_EXERCISE BRIEF_. Extract the complete data exactly as given.
"""
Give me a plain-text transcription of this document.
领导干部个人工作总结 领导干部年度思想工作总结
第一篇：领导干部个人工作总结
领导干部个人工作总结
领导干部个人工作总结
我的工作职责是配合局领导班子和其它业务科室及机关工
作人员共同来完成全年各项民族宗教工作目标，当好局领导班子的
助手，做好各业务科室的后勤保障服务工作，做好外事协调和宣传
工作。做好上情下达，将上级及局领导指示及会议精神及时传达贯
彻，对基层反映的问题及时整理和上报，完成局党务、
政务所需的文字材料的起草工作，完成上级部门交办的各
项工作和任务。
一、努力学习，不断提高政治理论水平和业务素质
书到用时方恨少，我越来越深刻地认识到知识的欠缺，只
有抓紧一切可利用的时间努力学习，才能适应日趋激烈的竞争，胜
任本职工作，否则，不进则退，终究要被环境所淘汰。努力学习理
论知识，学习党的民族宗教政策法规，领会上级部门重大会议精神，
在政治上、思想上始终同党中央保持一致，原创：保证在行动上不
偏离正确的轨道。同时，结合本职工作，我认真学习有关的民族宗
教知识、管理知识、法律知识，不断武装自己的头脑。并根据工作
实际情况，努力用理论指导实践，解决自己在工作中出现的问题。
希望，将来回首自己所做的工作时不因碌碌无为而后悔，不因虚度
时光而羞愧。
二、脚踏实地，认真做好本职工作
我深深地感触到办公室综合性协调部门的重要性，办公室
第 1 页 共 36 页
"""
_PROBLEM SOLUTION_.
Give me a plain-text transcription of this document.
领导干部个人工作总结 领导干部年度思想工作总结
第一篇：领导干部个人工作总结
领导干部个人工作总结
领导干部个人工作总结
我的工作职责是配合局领导班子和其它业务科室及机关工
作人员共同来完成全年各项民族宗教工作目标，当好局领导班子的
助手，做好各业务科室的后勤保障服务工作，做好外事协调和宣传
工作。做好上情下达，将上级及局领导指示及会议精神及时传达贯
彻，对基层反映的问题及时整理和上报，完成局党务、
政务所需的文字材料的起草工作，完成上级部门交办的各
项工作和任务。
一、努力学习，不断提高政治理论水平和业务素质
书到用时方恨少，我越来越深刻地认识到知识的欠缺，只
有抓紧一切可利用的时间努力学习，才能适应日趋激烈的竞争，胜
任本职工作，否则，不进则退，终究要被环境所淘汰。努力学习理
论知识，学习党的民族宗教政策法规，领会上级部门重大会议精神，
在政治上、思想上始终同党中央保持一致，原创：保证在行动上不
偏离正确的轨道。同时，结合本职工作，我认真学习有关的民族宗
教知识、管理知识、法律知识，不断武装自己的头脑。并根据工作
实际情况，努力用理论指导实践，解决自己在工作中出现的问题。
希望，将来回首自己所做的工作时不因碌碌无为而后悔，不因虚度
时光而羞愧。
二、脚踏实地，认真做好本职工作
我深深地感触到办公室综合性协调部门的重要性，办公室
第 1 页 共 36 页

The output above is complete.